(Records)

━━━━━━━━━━━━━━━━

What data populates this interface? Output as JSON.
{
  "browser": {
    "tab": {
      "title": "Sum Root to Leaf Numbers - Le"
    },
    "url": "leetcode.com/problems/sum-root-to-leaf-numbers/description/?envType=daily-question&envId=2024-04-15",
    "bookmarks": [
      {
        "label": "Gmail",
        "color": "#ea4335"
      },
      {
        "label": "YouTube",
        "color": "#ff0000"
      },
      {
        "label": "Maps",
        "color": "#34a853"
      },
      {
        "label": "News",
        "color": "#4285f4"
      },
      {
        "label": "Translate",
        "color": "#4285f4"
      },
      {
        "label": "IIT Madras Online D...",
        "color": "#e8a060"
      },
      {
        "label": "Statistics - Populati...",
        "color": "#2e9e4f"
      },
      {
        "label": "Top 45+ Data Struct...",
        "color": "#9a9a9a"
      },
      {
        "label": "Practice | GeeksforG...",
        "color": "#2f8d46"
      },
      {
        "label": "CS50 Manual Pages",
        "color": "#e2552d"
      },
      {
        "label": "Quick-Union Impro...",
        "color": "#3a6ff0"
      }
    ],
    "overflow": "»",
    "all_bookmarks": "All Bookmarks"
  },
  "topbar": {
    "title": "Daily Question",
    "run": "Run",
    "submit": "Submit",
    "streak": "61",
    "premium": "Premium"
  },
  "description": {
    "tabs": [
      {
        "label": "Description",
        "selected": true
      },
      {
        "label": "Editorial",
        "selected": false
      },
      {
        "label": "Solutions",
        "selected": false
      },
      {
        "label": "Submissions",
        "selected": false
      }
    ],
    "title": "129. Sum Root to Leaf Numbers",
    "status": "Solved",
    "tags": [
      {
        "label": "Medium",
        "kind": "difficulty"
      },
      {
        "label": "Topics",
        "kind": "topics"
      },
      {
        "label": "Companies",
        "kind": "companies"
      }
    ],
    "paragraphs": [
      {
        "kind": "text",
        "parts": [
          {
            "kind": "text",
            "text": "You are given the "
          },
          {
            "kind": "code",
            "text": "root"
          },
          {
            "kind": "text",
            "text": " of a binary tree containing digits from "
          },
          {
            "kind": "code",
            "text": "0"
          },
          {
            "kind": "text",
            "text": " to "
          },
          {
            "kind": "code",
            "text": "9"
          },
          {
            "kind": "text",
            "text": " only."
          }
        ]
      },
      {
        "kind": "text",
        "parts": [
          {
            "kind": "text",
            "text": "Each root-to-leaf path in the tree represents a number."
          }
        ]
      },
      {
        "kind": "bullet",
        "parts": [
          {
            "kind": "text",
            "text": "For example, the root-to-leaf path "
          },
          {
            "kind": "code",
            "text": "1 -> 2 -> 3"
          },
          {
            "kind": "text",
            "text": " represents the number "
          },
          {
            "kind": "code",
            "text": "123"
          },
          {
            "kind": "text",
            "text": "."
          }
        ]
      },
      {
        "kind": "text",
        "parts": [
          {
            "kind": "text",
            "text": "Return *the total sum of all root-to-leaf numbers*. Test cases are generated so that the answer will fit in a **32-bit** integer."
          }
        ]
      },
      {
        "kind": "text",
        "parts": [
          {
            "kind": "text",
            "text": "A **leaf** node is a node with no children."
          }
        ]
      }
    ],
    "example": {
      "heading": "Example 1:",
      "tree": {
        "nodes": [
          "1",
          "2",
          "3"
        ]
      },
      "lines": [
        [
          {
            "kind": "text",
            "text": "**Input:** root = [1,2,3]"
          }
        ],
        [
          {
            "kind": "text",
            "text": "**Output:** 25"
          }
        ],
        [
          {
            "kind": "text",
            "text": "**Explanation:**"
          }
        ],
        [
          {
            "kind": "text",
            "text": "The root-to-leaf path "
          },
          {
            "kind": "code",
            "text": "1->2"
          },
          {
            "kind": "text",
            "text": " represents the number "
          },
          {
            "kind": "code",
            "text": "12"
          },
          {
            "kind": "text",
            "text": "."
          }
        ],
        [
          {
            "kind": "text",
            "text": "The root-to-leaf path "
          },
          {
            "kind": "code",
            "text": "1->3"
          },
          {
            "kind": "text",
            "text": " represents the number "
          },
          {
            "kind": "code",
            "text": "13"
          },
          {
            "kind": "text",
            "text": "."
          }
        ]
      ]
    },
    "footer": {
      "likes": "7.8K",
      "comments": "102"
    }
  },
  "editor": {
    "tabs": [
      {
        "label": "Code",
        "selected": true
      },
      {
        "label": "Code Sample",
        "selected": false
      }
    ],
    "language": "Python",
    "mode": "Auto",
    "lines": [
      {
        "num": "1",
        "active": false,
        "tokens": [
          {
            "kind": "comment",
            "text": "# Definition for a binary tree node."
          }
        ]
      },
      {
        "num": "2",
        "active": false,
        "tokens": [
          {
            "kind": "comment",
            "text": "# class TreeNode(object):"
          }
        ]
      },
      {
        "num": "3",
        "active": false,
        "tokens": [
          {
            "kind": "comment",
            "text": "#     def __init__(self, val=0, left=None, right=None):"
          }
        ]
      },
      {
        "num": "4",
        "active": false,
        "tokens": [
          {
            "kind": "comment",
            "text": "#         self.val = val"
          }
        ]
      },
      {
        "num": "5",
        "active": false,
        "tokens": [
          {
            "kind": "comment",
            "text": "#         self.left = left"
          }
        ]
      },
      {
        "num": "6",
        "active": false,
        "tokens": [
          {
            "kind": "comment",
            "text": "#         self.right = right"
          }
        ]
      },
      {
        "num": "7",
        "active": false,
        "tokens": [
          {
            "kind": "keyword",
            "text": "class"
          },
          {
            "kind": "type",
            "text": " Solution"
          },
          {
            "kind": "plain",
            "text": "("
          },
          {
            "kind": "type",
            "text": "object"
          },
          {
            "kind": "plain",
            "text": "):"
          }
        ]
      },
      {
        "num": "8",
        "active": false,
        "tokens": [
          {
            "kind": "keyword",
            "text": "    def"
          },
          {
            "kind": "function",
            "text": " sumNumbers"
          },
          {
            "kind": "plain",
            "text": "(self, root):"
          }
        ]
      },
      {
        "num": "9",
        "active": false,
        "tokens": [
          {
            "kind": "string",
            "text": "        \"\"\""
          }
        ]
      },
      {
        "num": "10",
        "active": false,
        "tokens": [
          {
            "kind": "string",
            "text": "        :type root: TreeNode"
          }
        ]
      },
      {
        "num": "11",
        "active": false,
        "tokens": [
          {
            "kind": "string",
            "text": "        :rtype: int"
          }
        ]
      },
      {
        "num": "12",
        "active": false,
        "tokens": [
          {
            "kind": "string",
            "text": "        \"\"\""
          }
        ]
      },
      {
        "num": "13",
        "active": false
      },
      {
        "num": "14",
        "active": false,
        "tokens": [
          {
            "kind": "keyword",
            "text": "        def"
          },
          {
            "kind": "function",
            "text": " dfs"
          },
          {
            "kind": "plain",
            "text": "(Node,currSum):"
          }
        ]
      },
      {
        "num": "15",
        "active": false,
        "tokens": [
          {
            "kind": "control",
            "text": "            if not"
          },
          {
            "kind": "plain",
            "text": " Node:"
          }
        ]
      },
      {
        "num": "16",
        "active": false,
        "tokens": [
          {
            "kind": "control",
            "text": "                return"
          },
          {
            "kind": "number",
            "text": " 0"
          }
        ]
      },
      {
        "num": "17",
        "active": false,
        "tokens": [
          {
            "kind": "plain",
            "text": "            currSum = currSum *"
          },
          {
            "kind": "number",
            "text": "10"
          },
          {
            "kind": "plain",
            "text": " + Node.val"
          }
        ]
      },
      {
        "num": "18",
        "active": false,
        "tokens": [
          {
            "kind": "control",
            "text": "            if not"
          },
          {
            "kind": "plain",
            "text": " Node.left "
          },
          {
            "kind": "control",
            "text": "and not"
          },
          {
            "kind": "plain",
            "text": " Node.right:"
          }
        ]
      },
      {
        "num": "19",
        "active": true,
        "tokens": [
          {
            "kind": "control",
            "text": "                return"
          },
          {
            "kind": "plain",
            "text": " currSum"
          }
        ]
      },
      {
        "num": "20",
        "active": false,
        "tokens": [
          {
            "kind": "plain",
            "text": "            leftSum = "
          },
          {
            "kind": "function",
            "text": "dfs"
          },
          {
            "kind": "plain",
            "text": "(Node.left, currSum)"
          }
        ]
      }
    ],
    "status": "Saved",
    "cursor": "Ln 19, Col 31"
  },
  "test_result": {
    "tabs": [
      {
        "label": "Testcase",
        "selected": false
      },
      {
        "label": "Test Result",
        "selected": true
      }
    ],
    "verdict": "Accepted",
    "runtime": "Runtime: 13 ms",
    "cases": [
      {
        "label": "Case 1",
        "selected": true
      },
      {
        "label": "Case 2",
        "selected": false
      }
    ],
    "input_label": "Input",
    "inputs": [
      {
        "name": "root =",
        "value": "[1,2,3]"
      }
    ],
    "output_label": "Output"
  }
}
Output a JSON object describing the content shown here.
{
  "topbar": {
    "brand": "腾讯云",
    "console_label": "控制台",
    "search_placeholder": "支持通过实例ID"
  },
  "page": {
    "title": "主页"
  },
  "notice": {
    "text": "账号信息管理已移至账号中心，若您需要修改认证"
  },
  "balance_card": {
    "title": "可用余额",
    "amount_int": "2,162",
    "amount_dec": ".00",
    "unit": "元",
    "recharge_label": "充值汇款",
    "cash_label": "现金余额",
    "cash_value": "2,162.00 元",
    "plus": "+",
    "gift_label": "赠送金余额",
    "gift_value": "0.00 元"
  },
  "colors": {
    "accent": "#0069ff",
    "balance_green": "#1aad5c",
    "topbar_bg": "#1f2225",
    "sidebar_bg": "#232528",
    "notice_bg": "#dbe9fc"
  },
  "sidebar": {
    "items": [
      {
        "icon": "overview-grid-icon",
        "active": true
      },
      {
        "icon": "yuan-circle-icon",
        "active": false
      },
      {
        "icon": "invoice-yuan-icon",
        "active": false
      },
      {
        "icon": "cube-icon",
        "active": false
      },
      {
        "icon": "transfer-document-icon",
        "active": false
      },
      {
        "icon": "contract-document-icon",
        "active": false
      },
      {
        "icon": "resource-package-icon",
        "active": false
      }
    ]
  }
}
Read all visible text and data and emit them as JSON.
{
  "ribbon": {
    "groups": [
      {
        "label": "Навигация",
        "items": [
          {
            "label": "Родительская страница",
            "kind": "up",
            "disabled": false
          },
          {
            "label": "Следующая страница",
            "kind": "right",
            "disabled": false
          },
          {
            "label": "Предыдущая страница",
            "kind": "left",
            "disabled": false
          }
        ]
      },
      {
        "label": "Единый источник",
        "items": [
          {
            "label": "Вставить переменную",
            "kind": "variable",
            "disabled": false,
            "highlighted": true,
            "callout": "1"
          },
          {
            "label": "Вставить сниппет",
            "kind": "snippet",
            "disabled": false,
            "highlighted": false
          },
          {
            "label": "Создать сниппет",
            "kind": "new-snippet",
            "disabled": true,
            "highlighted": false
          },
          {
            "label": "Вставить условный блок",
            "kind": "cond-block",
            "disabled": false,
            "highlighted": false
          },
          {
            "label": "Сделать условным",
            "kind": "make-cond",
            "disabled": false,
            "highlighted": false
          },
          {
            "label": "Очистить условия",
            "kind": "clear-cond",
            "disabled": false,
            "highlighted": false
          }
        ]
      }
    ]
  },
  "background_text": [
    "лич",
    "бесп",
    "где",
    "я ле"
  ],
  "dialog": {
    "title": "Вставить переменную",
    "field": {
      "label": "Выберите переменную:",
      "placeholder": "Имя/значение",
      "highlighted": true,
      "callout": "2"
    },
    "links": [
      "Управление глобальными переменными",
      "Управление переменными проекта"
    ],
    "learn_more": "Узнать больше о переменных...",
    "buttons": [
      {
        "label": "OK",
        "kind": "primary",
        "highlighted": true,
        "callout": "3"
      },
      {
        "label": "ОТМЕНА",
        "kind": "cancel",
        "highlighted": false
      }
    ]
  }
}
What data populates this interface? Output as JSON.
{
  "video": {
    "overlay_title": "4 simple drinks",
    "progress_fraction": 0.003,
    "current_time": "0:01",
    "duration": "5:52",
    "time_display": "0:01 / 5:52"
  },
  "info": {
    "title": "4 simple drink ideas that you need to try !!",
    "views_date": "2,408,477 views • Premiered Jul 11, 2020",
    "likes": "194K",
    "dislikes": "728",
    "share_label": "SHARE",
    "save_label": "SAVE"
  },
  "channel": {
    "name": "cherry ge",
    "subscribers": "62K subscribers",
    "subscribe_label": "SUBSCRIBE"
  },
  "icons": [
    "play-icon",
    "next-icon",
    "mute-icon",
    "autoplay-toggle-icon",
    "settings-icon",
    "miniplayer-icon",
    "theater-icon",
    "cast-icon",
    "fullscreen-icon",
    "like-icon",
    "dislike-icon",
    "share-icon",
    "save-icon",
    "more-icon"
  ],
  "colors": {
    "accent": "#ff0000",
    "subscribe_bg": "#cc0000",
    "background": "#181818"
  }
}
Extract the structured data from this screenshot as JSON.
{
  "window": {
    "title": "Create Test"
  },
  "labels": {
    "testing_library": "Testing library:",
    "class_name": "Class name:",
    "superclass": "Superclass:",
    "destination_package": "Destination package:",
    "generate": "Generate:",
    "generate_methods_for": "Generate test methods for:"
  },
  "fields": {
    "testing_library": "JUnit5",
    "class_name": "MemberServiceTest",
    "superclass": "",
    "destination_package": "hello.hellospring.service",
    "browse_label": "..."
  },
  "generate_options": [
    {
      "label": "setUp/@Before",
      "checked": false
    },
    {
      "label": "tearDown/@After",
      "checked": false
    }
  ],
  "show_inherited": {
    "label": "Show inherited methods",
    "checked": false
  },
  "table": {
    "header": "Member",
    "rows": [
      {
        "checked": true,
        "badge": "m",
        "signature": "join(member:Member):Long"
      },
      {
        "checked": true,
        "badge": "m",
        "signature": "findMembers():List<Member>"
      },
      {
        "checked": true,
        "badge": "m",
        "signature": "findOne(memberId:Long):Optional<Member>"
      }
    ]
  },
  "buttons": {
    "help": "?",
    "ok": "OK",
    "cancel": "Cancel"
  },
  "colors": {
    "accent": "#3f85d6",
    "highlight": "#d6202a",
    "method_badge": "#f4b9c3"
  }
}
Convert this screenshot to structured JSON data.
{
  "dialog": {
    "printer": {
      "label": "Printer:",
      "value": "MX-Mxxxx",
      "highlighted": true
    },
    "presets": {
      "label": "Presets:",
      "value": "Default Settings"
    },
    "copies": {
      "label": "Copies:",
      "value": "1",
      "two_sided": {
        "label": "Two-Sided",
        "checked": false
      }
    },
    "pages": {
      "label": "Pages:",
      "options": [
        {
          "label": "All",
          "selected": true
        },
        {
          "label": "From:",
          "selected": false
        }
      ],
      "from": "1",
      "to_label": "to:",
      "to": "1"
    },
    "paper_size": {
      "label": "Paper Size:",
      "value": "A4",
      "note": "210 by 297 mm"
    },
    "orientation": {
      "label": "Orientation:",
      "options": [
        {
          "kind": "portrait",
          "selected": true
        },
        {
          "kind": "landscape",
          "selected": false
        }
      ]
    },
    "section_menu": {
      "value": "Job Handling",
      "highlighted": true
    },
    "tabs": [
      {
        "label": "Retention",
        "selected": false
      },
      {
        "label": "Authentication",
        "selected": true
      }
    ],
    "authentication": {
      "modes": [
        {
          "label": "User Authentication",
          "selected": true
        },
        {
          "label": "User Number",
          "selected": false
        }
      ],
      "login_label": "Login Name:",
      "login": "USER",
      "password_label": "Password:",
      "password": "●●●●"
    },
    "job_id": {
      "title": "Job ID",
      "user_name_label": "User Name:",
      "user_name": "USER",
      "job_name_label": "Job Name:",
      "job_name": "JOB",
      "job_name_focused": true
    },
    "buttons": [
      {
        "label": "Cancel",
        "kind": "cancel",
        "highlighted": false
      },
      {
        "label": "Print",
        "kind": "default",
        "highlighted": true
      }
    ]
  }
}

━━━━━━━━━━━━━━━━

What is expected
Scan the listing above and copy all lines containing the word "simple".

Output
    "overlay_title": "4 simple drinks",
    "title": "4 simple drink ideas that you need to try !!",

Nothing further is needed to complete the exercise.